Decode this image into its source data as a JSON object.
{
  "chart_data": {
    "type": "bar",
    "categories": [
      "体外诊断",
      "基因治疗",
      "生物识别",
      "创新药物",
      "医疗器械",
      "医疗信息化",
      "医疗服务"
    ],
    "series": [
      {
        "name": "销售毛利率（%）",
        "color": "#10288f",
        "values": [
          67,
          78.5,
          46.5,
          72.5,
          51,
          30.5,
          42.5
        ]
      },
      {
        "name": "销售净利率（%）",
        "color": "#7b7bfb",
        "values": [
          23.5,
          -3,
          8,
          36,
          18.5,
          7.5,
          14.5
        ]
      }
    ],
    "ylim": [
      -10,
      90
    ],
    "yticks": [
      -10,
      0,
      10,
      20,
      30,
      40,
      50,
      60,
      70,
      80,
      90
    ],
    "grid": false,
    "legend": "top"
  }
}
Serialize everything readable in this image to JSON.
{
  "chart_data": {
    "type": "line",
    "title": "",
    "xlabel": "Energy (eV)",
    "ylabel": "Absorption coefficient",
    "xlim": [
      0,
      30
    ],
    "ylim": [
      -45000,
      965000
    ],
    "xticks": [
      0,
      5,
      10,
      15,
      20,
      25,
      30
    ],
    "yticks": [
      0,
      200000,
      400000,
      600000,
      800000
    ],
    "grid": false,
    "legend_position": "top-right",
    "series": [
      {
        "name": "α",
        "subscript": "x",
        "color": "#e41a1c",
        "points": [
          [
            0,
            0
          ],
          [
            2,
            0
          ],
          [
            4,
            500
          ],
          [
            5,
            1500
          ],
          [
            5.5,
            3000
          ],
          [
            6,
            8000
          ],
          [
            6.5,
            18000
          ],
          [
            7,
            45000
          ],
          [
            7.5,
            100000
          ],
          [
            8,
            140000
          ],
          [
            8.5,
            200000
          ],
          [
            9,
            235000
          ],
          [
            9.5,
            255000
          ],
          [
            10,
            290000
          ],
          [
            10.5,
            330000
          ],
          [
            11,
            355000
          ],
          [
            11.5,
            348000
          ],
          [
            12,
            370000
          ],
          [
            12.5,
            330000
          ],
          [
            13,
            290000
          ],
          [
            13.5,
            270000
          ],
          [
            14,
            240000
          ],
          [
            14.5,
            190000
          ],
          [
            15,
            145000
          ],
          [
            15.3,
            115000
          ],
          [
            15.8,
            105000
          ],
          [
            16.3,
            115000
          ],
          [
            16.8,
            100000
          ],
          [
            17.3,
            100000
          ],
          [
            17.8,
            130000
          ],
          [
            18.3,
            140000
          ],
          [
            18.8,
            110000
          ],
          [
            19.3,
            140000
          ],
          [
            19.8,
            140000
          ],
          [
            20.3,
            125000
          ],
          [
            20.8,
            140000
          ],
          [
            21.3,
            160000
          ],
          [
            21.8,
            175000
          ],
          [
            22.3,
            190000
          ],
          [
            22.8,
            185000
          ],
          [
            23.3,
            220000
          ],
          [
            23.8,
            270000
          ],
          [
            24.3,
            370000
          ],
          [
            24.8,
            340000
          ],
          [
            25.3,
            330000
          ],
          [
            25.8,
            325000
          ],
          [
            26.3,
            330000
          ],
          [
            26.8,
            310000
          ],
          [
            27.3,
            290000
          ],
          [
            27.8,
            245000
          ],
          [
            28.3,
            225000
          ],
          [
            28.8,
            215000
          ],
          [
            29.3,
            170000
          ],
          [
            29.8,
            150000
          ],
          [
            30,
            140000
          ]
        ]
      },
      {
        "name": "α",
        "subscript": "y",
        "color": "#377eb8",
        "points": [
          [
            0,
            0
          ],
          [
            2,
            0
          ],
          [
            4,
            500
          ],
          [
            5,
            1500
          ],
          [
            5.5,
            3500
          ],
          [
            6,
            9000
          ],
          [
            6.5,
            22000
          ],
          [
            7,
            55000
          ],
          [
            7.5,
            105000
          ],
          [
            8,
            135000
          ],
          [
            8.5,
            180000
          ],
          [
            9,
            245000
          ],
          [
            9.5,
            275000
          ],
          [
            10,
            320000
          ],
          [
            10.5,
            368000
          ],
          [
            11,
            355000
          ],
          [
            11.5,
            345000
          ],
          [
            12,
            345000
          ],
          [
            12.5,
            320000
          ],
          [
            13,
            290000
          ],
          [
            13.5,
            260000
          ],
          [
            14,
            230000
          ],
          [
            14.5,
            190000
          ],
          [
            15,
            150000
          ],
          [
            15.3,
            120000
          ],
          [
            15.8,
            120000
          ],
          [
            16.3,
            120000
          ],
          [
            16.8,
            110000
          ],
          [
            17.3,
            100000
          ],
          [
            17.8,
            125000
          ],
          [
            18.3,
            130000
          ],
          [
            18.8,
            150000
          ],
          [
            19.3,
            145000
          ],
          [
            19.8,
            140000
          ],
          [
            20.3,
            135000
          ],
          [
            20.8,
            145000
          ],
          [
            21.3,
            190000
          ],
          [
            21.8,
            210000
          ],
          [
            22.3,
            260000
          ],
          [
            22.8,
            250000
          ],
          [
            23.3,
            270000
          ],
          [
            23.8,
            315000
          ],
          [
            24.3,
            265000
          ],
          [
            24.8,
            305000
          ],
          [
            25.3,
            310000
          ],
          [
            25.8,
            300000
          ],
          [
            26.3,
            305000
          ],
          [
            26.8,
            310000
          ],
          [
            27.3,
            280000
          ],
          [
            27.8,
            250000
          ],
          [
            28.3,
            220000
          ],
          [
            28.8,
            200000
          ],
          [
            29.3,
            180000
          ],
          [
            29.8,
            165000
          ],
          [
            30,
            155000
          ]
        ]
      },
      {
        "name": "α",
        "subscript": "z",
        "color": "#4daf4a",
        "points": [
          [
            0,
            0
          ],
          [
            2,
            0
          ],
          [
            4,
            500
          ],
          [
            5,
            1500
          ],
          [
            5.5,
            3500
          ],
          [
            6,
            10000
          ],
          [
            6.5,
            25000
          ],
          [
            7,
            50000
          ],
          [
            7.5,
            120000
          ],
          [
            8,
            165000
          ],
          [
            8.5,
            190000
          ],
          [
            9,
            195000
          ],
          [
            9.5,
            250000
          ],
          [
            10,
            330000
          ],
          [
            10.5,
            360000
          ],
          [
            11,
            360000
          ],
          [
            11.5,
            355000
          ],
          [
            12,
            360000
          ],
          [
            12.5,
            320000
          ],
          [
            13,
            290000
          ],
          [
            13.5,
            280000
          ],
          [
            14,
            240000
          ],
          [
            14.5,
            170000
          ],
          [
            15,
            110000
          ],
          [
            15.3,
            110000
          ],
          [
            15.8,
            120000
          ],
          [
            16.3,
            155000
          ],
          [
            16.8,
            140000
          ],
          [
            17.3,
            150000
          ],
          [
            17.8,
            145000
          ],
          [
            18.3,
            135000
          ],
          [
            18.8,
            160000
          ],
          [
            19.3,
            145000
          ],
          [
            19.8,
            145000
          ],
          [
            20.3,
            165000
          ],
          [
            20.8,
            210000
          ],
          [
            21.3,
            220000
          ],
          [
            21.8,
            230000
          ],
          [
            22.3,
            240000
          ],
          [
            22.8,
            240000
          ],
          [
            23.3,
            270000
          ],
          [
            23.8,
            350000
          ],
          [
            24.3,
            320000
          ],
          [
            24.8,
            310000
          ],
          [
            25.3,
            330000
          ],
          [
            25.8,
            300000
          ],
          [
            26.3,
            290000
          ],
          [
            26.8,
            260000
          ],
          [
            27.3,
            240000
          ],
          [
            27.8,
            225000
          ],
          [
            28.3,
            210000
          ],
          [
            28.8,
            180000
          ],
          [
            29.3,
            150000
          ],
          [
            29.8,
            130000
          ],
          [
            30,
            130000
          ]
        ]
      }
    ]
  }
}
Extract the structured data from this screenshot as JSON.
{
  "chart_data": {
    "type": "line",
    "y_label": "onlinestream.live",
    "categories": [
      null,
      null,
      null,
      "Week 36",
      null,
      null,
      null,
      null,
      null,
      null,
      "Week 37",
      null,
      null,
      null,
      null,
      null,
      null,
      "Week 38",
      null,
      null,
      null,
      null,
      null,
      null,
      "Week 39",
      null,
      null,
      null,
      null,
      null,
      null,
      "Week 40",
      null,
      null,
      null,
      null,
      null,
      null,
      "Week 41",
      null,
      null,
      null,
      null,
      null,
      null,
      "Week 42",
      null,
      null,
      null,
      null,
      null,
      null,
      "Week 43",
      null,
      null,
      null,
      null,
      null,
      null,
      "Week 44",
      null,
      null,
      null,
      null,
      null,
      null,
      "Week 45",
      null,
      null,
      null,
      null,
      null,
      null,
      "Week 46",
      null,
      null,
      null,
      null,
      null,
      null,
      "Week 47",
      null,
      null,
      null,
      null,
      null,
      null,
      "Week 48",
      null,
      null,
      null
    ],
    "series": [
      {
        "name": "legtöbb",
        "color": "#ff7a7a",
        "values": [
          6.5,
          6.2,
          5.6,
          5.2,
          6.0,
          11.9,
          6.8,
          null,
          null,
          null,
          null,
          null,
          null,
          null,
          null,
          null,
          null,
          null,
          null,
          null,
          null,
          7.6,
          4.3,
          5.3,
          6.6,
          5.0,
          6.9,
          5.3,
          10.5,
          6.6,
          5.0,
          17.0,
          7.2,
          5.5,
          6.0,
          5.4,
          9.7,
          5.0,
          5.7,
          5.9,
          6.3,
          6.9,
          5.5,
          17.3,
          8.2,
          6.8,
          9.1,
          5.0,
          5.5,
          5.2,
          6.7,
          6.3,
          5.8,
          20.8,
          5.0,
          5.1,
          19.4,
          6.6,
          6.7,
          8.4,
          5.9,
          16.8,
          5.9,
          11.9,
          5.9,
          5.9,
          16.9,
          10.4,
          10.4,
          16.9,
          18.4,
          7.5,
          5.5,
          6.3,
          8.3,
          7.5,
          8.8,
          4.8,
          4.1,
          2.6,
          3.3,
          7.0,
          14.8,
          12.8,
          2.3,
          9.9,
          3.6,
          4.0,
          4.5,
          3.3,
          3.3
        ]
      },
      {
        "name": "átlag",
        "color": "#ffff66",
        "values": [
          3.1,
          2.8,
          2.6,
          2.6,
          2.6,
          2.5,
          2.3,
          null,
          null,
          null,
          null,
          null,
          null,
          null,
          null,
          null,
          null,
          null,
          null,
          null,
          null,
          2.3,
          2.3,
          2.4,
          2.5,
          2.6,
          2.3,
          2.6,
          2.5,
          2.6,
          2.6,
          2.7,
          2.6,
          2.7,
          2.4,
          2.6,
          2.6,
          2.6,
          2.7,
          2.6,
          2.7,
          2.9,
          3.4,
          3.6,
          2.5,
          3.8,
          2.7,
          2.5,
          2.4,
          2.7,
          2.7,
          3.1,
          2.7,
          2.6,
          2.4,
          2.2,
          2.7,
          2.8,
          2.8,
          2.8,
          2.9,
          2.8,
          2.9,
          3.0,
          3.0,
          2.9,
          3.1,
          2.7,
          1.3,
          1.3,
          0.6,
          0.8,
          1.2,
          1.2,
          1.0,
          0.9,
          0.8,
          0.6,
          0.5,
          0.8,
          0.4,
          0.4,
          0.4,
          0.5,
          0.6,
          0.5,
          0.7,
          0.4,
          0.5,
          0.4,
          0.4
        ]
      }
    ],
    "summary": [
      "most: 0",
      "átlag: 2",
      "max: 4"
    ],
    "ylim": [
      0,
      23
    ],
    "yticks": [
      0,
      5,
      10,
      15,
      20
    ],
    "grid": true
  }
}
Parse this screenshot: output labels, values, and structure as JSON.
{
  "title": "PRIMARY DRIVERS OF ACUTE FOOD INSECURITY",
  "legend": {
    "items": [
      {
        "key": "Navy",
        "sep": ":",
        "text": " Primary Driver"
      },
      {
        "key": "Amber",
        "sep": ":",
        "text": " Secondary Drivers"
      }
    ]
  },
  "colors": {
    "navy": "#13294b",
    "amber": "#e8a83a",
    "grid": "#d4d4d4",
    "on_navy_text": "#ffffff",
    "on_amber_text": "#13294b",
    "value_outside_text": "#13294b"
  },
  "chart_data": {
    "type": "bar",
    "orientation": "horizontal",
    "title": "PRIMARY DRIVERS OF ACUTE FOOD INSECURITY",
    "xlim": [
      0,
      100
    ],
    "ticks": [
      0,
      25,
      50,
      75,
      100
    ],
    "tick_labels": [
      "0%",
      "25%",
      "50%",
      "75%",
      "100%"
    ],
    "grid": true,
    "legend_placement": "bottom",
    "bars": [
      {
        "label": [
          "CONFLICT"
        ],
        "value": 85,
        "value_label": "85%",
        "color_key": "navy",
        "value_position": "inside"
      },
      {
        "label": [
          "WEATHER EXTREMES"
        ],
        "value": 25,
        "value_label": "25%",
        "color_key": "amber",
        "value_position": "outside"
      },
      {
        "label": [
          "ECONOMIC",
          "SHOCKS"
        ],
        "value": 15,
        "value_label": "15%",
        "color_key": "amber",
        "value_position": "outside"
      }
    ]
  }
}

» **DIRECTIVE**
Write out again, exactly, the lines from the one holding "Parse this screenshot: output" through the end of the listing, with both ends included.

» **WORKED SOLUTION**
Parse this screenshot: output labels, values, and structure as JSON.
{
  "title": "PRIMARY DRIVERS OF ACUTE FOOD INSECURITY",
  "legend": {
    "items": [
      {
        "key": "Navy",
        "sep": ":",
        "text": " Primary Driver"
      },
      {
        "key": "Amber",
        "sep": ":",
        "text": " Secondary Drivers"
      }
    ]
  },
  "colors": {
    "navy": "#13294b",
    "amber": "#e8a83a",
    "grid": "#d4d4d4",
    "on_navy_text": "#ffffff",
    "on_amber_text": "#13294b",
    "value_outside_text": "#13294b"
  },
  "chart_data": {
    "type": "bar",
    "orientation": "horizontal",
    "title": "PRIMARY DRIVERS OF ACUTE FOOD INSECURITY",
    "xlim": [
      0,
      100
    ],
    "ticks": [
      0,
      25,
      50,
      75,
      100
    ],
    "tick_labels": [
      "0%",
      "25%",
      "50%",
      "75%",
      "100%"
    ],
    "grid": true,
    "legend_placement": "bottom",
    "bars": [
      {
        "label": [
          "CONFLICT"
        ],
        "value": 85,
        "value_label": "85%",
        "color_key": "navy",
        "value_position": "inside"
      },
      {
        "label": [
          "WEATHER EXTREMES"
        ],
        "value": 25,
        "value_label": "25%",
        "color_key": "amber",
        "value_position": "outside"
      },
      {
        "label": [
          "ECONOMIC",
          "SHOCKS"
        ],
        "value": 15,
        "value_label": "15%",
        "color_key": "amber",
        "value_position": "outside"
      }
    ]
  }
}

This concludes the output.